*Given data*:

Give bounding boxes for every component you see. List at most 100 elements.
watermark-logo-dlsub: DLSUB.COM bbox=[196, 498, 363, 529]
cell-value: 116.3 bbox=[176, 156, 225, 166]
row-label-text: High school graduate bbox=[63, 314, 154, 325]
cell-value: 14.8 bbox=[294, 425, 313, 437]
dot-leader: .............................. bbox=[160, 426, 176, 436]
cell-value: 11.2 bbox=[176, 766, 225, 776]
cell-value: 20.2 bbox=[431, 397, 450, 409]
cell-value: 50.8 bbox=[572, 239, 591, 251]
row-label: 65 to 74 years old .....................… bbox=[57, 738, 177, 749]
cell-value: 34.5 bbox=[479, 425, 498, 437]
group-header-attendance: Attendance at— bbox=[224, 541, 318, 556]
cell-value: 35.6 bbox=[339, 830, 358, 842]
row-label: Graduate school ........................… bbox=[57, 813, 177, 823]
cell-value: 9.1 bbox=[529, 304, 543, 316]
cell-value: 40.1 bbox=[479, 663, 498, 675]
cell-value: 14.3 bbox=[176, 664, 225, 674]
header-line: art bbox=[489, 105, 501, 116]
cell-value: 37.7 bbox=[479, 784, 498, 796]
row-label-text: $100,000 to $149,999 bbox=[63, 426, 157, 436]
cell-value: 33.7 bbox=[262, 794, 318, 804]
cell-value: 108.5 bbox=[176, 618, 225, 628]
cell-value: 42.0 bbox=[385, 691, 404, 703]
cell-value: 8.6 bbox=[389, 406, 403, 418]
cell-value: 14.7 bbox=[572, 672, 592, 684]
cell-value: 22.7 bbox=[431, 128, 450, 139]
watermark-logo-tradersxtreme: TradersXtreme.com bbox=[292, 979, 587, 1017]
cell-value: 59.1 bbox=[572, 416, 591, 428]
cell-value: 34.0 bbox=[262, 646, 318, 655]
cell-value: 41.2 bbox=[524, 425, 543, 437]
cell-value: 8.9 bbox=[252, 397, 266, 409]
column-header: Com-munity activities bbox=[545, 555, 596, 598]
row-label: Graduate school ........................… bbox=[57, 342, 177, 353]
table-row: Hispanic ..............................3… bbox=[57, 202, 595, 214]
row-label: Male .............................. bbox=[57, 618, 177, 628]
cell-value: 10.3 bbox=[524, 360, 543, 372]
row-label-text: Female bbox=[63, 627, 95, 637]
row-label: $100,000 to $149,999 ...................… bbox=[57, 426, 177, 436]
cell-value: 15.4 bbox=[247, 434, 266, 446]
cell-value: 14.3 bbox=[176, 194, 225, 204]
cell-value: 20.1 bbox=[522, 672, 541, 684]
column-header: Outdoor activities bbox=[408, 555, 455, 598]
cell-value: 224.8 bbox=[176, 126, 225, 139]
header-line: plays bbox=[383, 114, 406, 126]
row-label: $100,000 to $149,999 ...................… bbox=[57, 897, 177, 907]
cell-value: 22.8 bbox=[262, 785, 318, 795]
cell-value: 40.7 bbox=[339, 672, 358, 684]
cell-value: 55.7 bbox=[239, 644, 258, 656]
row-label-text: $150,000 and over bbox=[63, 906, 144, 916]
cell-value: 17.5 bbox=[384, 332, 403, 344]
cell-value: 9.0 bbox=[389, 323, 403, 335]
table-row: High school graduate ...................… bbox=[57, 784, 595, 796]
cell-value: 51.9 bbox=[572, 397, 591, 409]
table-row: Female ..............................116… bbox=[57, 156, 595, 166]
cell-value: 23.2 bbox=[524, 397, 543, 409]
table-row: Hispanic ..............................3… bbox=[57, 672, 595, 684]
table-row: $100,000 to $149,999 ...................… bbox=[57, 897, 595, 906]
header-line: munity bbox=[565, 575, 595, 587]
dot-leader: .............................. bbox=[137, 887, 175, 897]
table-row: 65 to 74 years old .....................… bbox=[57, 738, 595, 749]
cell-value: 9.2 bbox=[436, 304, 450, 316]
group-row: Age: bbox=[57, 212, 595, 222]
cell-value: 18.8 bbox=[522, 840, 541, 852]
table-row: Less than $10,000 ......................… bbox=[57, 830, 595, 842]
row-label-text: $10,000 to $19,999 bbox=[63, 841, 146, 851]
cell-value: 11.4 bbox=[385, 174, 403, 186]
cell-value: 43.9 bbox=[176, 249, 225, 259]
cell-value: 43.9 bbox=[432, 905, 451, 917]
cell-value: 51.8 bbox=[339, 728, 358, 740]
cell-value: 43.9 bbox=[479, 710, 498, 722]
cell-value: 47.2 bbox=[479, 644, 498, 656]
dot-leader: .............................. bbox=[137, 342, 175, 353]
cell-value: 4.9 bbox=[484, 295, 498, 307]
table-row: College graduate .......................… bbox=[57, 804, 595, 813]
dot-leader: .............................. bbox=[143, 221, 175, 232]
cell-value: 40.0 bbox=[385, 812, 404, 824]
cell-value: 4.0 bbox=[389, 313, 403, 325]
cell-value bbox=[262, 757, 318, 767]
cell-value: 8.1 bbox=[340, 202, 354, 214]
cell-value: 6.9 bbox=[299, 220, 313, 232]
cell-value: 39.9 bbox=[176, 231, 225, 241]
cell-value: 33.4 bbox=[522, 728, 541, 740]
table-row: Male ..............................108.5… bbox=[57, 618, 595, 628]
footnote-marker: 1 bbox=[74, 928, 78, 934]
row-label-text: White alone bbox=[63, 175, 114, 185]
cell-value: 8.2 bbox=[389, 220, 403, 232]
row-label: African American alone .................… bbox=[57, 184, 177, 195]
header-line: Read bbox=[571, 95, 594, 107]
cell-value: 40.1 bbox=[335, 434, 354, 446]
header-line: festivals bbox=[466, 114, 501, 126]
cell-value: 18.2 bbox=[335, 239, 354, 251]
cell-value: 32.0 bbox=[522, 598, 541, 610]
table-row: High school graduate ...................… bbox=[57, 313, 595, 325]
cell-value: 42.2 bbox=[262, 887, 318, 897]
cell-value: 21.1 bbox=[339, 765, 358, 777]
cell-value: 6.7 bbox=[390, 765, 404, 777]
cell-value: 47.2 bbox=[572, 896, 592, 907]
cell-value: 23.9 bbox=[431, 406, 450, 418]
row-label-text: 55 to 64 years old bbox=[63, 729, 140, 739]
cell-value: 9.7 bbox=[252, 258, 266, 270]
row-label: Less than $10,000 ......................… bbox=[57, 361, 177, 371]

*What you need to do*: Print every line of the records above again, word for word and in the same order.

*Answer for this exercise*:
Give bounding boxes for every component you see. List at most 100 elements.
watermark-logo-dlsub: DLSUB.COM bbox=[196, 498, 363, 529]
cell-value: 116.3 bbox=[176, 156, 225, 166]
row-label-text: High school graduate bbox=[63, 314, 154, 325]
cell-value: 14.8 bbox=[294, 425, 313, 437]
dot-leader: .............................. bbox=[160, 426, 176, 436]
cell-value: 11.2 bbox=[176, 766, 225, 776]
cell-value: 20.2 bbox=[431, 397, 450, 409]
cell-value: 50.8 bbox=[572, 239, 591, 251]
row-label: 65 to 74 years old .....................… bbox=[57, 738, 177, 749]
cell-value: 34.5 bbox=[479, 425, 498, 437]
group-header-attendance: Attendance at— bbox=[224, 541, 318, 556]
cell-value: 35.6 bbox=[339, 830, 358, 842]
row-label: Graduate school ........................… bbox=[57, 813, 177, 823]
cell-value: 9.1 bbox=[529, 304, 543, 316]
cell-value: 40.1 bbox=[479, 663, 498, 675]
cell-value: 14.3 bbox=[176, 664, 225, 674]
header-line: art bbox=[489, 105, 501, 116]
cell-value: 37.7 bbox=[479, 784, 498, 796]
row-label-text: $100,000 to $149,999 bbox=[63, 426, 157, 436]
cell-value: 33.7 bbox=[262, 794, 318, 804]
cell-value: 108.5 bbox=[176, 618, 225, 628]
cell-value: 42.0 bbox=[385, 691, 404, 703]
cell-value: 8.6 bbox=[389, 406, 403, 418]
cell-value: 14.7 bbox=[572, 672, 592, 684]
cell-value: 22.7 bbox=[431, 128, 450, 139]
watermark-logo-tradersxtreme: TradersXtreme.com bbox=[292, 979, 587, 1017]
cell-value: 59.1 bbox=[572, 416, 591, 428]
cell-value: 34.0 bbox=[262, 646, 318, 655]
cell-value: 41.2 bbox=[524, 425, 543, 437]
cell-value: 8.9 bbox=[252, 397, 266, 409]
column-header: Com-munity activities bbox=[545, 555, 596, 598]
row-label: Graduate school ........................… bbox=[57, 342, 177, 353]
table-row: Hispanic ..............................3… bbox=[57, 202, 595, 214]
row-label: Male .............................. bbox=[57, 618, 177, 628]
cell-value: 10.3 bbox=[524, 360, 543, 372]
row-label-text: Female bbox=[63, 627, 95, 637]
row-label: $100,000 to $149,999 ...................… bbox=[57, 426, 177, 436]
cell-value: 15.4 bbox=[247, 434, 266, 446]
cell-value: 14.3 bbox=[176, 194, 225, 204]
cell-value: 20.1 bbox=[522, 672, 541, 684]
column-header: Outdoor activities bbox=[408, 555, 455, 598]
cell-value: 224.8 bbox=[176, 126, 225, 139]
header-line: plays bbox=[383, 114, 406, 126]
row-label: $100,000 to $149,999 ...................… bbox=[57, 897, 177, 907]
cell-value: 22.8 bbox=[262, 785, 318, 795]
cell-value: 40.7 bbox=[339, 672, 358, 684]
cell-value: 55.7 bbox=[239, 644, 258, 656]
row-label-text: $150,000 and over bbox=[63, 906, 144, 916]
cell-value: 17.5 bbox=[384, 332, 403, 344]
cell-value: 9.0 bbox=[389, 323, 403, 335]
table-row: High school graduate ...................… bbox=[57, 784, 595, 796]
cell-value: 51.9 bbox=[572, 397, 591, 409]
table-row: Female ..............................116… bbox=[57, 156, 595, 166]
cell-value: 23.2 bbox=[524, 397, 543, 409]
table-row: Hispanic ..............................3… bbox=[57, 672, 595, 684]
table-row: $100,000 to $149,999 ...................… bbox=[57, 897, 595, 906]
header-line: munity bbox=[565, 575, 595, 587]
dot-leader: .............................. bbox=[137, 887, 175, 897]
table-row: 65 to 74 years old .....................… bbox=[57, 738, 595, 749]
cell-value: 9.2 bbox=[436, 304, 450, 316]
group-row: Age: bbox=[57, 212, 595, 222]
cell-value: 18.8 bbox=[522, 840, 541, 852]
table-row: Less than $10,000 ......................… bbox=[57, 830, 595, 842]
row-label-text: $10,000 to $19,999 bbox=[63, 841, 146, 851]
cell-value: 11.4 bbox=[385, 174, 403, 186]
cell-value: 43.9 bbox=[176, 249, 225, 259]
cell-value: 43.9 bbox=[432, 905, 451, 917]
cell-value: 51.8 bbox=[339, 728, 358, 740]
cell-value: 43.9 bbox=[479, 710, 498, 722]
cell-value: 47.2 bbox=[479, 644, 498, 656]
dot-leader: .............................. bbox=[137, 342, 175, 353]
cell-value: 4.9 bbox=[484, 295, 498, 307]
table-row: College graduate .......................… bbox=[57, 804, 595, 813]
dot-leader: .............................. bbox=[143, 221, 175, 232]
cell-value: 40.0 bbox=[385, 812, 404, 824]
cell-value: 4.0 bbox=[389, 313, 403, 325]
cell-value bbox=[262, 757, 318, 767]
cell-value: 8.1 bbox=[340, 202, 354, 214]
cell-value: 6.9 bbox=[299, 220, 313, 232]
cell-value: 39.9 bbox=[176, 231, 225, 241]
cell-value: 33.4 bbox=[522, 728, 541, 740]
table-row: Male ..............................108.5… bbox=[57, 618, 595, 628]
footnote-marker: 1 bbox=[74, 928, 78, 934]
row-label-text: White alone bbox=[63, 175, 114, 185]
cell-value: 8.2 bbox=[389, 220, 403, 232]
row-label: African American alone .................… bbox=[57, 184, 177, 195]
header-line: Read bbox=[571, 95, 594, 107]
cell-value: 40.1 bbox=[335, 434, 354, 446]
header-line: festivals bbox=[466, 114, 501, 126]
cell-value: 18.2 bbox=[335, 239, 354, 251]
cell-value: 32.0 bbox=[522, 598, 541, 610]
table-row: High school graduate ...................… bbox=[57, 313, 595, 325]
cell-value: 42.2 bbox=[262, 887, 318, 897]
cell-value: 21.1 bbox=[339, 765, 358, 777]
cell-value: 6.7 bbox=[390, 765, 404, 777]
cell-value: 47.2 bbox=[572, 896, 592, 907]
cell-value: 23.9 bbox=[431, 406, 450, 418]
row-label-text: 55 to 64 years old bbox=[63, 729, 140, 739]
cell-value: 9.7 bbox=[252, 258, 266, 270]
row-label: Less than $10,000 ......................… bbox=[57, 361, 177, 371]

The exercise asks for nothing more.